WORK INSTRUCTIONS
Copy every line that holds "label".

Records
• • • • •

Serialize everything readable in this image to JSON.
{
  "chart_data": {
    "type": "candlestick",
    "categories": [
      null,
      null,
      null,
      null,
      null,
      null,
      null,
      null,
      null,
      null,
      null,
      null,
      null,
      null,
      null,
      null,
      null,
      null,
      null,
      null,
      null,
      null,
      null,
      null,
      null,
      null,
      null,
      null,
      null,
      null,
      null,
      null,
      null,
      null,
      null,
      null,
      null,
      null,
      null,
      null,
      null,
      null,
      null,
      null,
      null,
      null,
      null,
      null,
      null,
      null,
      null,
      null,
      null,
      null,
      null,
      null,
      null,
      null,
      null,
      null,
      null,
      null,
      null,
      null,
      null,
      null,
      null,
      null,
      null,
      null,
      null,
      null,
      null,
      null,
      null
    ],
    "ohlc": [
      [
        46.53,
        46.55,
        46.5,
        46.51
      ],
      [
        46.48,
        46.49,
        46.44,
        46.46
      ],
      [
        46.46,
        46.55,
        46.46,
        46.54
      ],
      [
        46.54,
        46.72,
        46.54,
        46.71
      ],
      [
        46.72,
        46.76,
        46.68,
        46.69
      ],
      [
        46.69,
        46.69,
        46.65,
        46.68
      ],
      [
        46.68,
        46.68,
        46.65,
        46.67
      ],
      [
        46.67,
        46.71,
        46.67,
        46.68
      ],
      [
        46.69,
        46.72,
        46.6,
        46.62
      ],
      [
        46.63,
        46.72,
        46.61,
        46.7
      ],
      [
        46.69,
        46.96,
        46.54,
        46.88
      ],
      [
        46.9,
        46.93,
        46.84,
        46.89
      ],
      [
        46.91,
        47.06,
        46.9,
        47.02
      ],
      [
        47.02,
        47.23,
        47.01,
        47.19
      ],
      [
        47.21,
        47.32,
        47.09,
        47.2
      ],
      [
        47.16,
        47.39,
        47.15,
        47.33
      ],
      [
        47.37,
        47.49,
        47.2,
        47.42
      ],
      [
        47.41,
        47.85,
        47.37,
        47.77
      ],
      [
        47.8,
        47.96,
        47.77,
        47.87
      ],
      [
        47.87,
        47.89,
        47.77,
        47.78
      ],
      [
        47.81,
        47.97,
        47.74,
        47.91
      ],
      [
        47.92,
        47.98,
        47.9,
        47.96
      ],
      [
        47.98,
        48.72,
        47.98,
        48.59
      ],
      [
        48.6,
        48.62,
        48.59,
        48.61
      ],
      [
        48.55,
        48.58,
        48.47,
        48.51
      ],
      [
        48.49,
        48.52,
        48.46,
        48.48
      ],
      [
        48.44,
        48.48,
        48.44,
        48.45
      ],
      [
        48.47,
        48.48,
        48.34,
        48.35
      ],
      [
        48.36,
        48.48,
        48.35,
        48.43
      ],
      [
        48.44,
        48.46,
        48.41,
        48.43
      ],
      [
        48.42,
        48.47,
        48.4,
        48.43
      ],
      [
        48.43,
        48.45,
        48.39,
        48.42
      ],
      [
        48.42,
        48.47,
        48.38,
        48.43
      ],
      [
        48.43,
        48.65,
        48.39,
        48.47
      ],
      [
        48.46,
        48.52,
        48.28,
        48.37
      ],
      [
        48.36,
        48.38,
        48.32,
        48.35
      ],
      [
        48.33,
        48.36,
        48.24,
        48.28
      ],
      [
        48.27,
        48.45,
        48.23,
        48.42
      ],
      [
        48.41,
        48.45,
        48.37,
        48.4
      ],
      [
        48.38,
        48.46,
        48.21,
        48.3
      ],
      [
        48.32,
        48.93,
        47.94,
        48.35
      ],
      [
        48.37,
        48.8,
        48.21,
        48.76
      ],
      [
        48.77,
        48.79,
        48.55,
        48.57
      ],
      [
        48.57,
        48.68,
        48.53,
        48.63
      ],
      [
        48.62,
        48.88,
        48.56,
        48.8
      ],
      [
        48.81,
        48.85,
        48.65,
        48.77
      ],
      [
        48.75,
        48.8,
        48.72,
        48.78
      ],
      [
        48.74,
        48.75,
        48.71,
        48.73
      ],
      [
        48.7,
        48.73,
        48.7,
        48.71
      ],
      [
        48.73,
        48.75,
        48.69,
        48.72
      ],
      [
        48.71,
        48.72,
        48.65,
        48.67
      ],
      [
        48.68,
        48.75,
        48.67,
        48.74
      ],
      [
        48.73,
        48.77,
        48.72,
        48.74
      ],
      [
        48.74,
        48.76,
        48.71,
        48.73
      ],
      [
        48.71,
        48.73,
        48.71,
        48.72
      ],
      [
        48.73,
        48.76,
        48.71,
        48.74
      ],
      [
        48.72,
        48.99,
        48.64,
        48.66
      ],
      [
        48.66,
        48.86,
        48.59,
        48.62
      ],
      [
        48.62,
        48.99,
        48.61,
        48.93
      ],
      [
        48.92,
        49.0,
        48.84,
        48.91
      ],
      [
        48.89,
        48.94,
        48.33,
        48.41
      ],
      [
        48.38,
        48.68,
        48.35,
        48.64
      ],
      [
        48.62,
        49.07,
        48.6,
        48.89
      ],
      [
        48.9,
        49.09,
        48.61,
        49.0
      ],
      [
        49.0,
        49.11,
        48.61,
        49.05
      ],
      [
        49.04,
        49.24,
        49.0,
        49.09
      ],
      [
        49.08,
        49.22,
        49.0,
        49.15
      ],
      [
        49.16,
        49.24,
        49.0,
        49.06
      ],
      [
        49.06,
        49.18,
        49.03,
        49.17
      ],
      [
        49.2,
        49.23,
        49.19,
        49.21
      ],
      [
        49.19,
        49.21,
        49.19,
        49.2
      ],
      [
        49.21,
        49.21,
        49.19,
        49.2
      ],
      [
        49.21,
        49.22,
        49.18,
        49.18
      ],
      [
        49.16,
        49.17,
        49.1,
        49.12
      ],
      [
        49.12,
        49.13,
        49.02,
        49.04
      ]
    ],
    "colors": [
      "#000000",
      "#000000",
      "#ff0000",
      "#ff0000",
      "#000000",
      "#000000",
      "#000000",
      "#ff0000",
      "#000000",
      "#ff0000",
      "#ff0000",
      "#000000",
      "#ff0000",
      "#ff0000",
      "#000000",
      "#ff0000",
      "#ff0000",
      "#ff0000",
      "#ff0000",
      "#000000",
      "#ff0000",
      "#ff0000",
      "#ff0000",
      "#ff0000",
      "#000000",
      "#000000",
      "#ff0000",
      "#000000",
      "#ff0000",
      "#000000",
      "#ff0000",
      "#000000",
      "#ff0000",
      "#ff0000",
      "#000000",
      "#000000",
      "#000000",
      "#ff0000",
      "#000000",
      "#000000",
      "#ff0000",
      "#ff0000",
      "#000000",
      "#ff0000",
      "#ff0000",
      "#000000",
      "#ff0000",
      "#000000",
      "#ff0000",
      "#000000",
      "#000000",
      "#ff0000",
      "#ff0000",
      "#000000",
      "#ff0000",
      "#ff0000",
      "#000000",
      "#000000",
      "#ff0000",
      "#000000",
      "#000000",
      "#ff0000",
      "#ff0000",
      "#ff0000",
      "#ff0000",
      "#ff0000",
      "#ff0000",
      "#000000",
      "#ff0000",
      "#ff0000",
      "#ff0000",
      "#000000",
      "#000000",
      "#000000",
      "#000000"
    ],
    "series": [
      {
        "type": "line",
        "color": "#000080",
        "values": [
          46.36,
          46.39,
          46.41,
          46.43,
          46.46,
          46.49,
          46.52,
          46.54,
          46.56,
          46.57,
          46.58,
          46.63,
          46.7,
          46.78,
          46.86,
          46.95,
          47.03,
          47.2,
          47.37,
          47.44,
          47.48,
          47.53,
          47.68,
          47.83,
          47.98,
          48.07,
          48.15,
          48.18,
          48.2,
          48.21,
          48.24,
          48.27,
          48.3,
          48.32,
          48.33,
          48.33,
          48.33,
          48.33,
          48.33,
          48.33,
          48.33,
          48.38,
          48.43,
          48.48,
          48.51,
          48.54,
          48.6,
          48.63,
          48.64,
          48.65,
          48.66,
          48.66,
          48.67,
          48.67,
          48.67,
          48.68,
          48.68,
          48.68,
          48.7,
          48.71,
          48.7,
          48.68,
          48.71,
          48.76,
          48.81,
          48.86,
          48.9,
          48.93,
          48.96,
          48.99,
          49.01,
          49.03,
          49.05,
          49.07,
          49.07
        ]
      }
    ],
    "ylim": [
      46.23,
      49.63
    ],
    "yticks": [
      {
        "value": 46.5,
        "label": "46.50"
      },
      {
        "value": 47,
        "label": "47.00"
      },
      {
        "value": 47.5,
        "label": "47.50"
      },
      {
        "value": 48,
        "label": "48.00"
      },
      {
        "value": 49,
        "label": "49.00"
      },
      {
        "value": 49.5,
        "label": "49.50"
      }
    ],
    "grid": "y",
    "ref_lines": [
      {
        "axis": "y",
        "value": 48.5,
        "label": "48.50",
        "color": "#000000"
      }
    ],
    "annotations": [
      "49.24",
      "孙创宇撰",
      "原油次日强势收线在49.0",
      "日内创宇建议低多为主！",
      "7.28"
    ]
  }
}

• • • • •

EXERCISE SOLUTION
        "label": "46.50"
        "label": "47.00"
        "label": "47.50"
        "label": "48.00"
        "label": "49.00"
        "label": "49.50"
        "label": "48.50",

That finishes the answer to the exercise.